Work instructions: Copy out all the lines exactly. Omit pictures.

Dataset rows:
◇ ◇ ◇
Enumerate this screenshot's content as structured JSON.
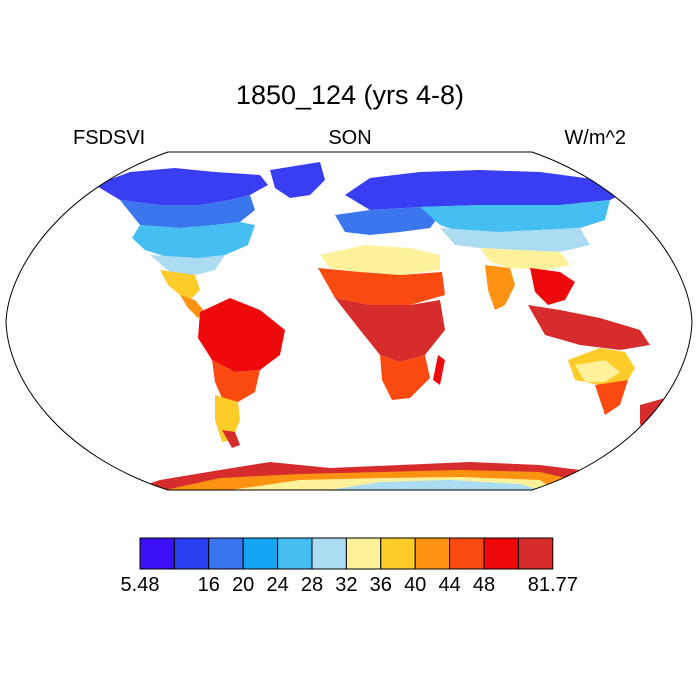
{
  "title": "1850_124 (yrs 4-8)",
  "left_label": "FSDSVI",
  "center_label": "SON",
  "right_label": "W/m^2",
  "colorbar": {
    "colors": [
      "#3b10f5",
      "#2a3ef2",
      "#3a76ee",
      "#16a4f4",
      "#45bff2",
      "#abdcf2",
      "#fdf29a",
      "#fdcc28",
      "#fd9310",
      "#fb4a0f",
      "#ee0a0a",
      "#d62c2c"
    ],
    "labels": [
      "5.48",
      "16",
      "20",
      "24",
      "28",
      "32",
      "36",
      "40",
      "44",
      "48",
      "81.77"
    ]
  },
  "chart_data": {
    "type": "map",
    "projection": "Robinson",
    "variable": "FSDSVI",
    "season": "SON",
    "units": "W/m^2",
    "value_range": [
      5.48,
      81.77
    ],
    "levels": [
      16,
      20,
      24,
      28,
      32,
      36,
      40,
      44,
      48
    ]
  }
}
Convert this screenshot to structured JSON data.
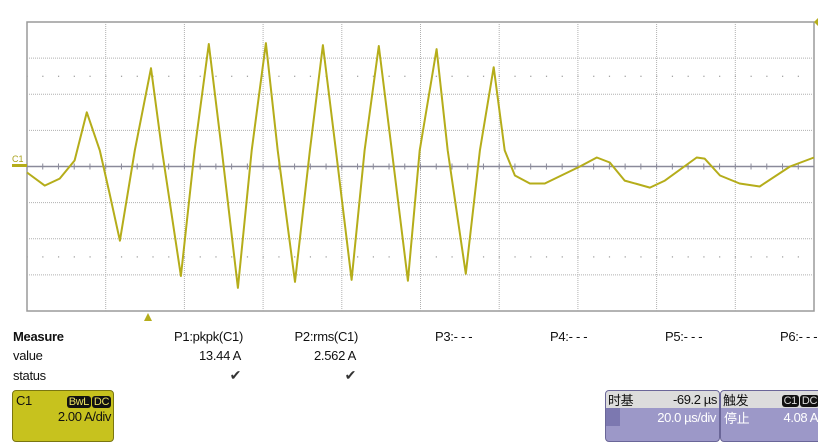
{
  "chart_data": {
    "type": "line",
    "title": "",
    "xlabel": "",
    "ylabel": "",
    "x_unit": "µs (relative to trigger)",
    "y_unit": "A",
    "xlim": [
      -30.7,
      169.3
    ],
    "ylim": [
      -8,
      8
    ],
    "grid": true,
    "grid_divisions": {
      "x": 10,
      "y": 8
    },
    "series": [
      {
        "channel": "C1",
        "color": "#b5ad1a",
        "x": [
          -30.7,
          -26.2,
          -22.4,
          -18.6,
          -15.5,
          -12.2,
          -9.7,
          -7.1,
          -3.3,
          0.8,
          3.6,
          8.4,
          11.9,
          15.5,
          18.8,
          22.9,
          26.4,
          30.0,
          33.0,
          37.4,
          41.2,
          44.5,
          47.8,
          51.8,
          55.1,
          58.7,
          62.0,
          66.1,
          69.1,
          73.4,
          76.2,
          80.8,
          84.4,
          87.9,
          90.7,
          93.3,
          97.1,
          100.9,
          109.8,
          114.1,
          117.4,
          121.2,
          127.6,
          131.4,
          139.5,
          141.5,
          145.4,
          150.4,
          155.5,
          163.2,
          169.3
        ],
        "y": [
          -0.33,
          -1.06,
          -0.67,
          0.33,
          3.0,
          0.89,
          -1.5,
          -4.11,
          0.89,
          5.44,
          0.89,
          -6.06,
          0.89,
          6.78,
          0.89,
          -6.72,
          0.89,
          6.83,
          0.89,
          -6.39,
          0.89,
          6.72,
          0.89,
          -6.28,
          0.89,
          6.67,
          0.89,
          -6.33,
          0.89,
          6.5,
          0.89,
          -5.94,
          0.89,
          5.5,
          0.89,
          -0.5,
          -0.94,
          -0.94,
          0.0,
          0.5,
          0.22,
          -0.78,
          -1.17,
          -0.78,
          0.5,
          0.44,
          -0.5,
          -0.94,
          -1.11,
          0.0,
          0.5
        ]
      }
    ],
    "channel_marker": "C1"
  },
  "measure": {
    "header": "Measure",
    "row_value": "value",
    "row_status": "status",
    "params": [
      {
        "label": "P1:pkpk(C1)",
        "value": "13.44 A",
        "status": "✔"
      },
      {
        "label": "P2:rms(C1)",
        "value": "2.562 A",
        "status": "✔"
      },
      {
        "label": "P3:- - -",
        "value": "",
        "status": ""
      },
      {
        "label": "P4:- - -",
        "value": "",
        "status": ""
      },
      {
        "label": "P5:- - -",
        "value": "",
        "status": ""
      },
      {
        "label": "P6:- - -",
        "value": "",
        "status": ""
      }
    ]
  },
  "channel": {
    "name": "C1",
    "bw": "BwL",
    "coupling": "DC",
    "scale": "2.00 A/div",
    "color": "#c7c21e"
  },
  "timebase": {
    "title": "时基",
    "delay": "-69.2 µs",
    "scale": "20.0 µs/div"
  },
  "trigger": {
    "title": "触发",
    "source": "C1",
    "coupling": "DC",
    "mode": "停止",
    "level": "4.08 A"
  }
}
◇ ◇ ◇
Solution to this problem:
Enumerate this screenshot's content as structured JSON.
{
  "title": "1850_124 (yrs 4-8)",
  "left_label": "FSDSVI",
  "center_label": "SON",
  "right_label": "W/m^2",
  "colorbar": {
    "colors": [
      "#3b10f5",
      "#2a3ef2",
      "#3a76ee",
      "#16a4f4",
      "#45bff2",
      "#abdcf2",
      "#fdf29a",
      "#fdcc28",
      "#fd9310",
      "#fb4a0f",
      "#ee0a0a",
      "#d62c2c"
    ],
    "labels": [
      "5.48",
      "16",
      "20",
      "24",
      "28",
      "32",
      "36",
      "40",
      "44",
      "48",
      "81.77"
    ]
  },
  "chart_data": {
    "type": "map",
    "projection": "Robinson",
    "variable": "FSDSVI",
    "season": "SON",
    "units": "W/m^2",
    "value_range": [
      5.48,
      81.77
    ],
    "levels": [
      16,
      20,
      24,
      28,
      32,
      36,
      40,
      44,
      48
    ]
  }
}
Convert this screenshot to structured JSON data.
{
  "chart_data": {
    "type": "line",
    "title": "",
    "xlabel": "",
    "ylabel": "",
    "x_unit": "µs (relative to trigger)",
    "y_unit": "A",
    "xlim": [
      -30.7,
      169.3
    ],
    "ylim": [
      -8,
      8
    ],
    "grid": true,
    "grid_divisions": {
      "x": 10,
      "y": 8
    },
    "series": [
      {
        "channel": "C1",
        "color": "#b5ad1a",
        "x": [
          -30.7,
          -26.2,
          -22.4,
          -18.6,
          -15.5,
          -12.2,
          -9.7,
          -7.1,
          -3.3,
          0.8,
          3.6,
          8.4,
          11.9,
          15.5,
          18.8,
          22.9,
          26.4,
          30.0,
          33.0,
          37.4,
          41.2,
          44.5,
          47.8,
          51.8,
          55.1,
          58.7,
          62.0,
          66.1,
          69.1,
          73.4,
          76.2,
          80.8,
          84.4,
          87.9,
          90.7,
          93.3,
          97.1,
          100.9,
          109.8,
          114.1,
          117.4,
          121.2,
          127.6,
          131.4,
          139.5,
          141.5,
          145.4,
          150.4,
          155.5,
          163.2,
          169.3
        ],
        "y": [
          -0.33,
          -1.06,
          -0.67,
          0.33,
          3.0,
          0.89,
          -1.5,
          -4.11,
          0.89,
          5.44,
          0.89,
          -6.06,
          0.89,
          6.78,
          0.89,
          -6.72,
          0.89,
          6.83,
          0.89,
          -6.39,
          0.89,
          6.72,
          0.89,
          -6.28,
          0.89,
          6.67,
          0.89,
          -6.33,
          0.89,
          6.5,
          0.89,
          -5.94,
          0.89,
          5.5,
          0.89,
          -0.5,
          -0.94,
          -0.94,
          0.0,
          0.5,
          0.22,
          -0.78,
          -1.17,
          -0.78,
          0.5,
          0.44,
          -0.5,
          -0.94,
          -1.11,
          0.0,
          0.5
        ]
      }
    ],
    "channel_marker": "C1"
  },
  "measure": {
    "header": "Measure",
    "row_value": "value",
    "row_status": "status",
    "params": [
      {
        "label": "P1:pkpk(C1)",
        "value": "13.44 A",
        "status": "✔"
      },
      {
        "label": "P2:rms(C1)",
        "value": "2.562 A",
        "status": "✔"
      },
      {
        "label": "P3:- - -",
        "value": "",
        "status": ""
      },
      {
        "label": "P4:- - -",
        "value": "",
        "status": ""
      },
      {
        "label": "P5:- - -",
        "value": "",
        "status": ""
      },
      {
        "label": "P6:- - -",
        "value": "",
        "status": ""
      }
    ]
  },
  "channel": {
    "name": "C1",
    "bw": "BwL",
    "coupling": "DC",
    "scale": "2.00 A/div",
    "color": "#c7c21e"
  },
  "timebase": {
    "title": "时基",
    "delay": "-69.2 µs",
    "scale": "20.0 µs/div"
  },
  "trigger": {
    "title": "触发",
    "source": "C1",
    "coupling": "DC",
    "mode": "停止",
    "level": "4.08 A"
  }
}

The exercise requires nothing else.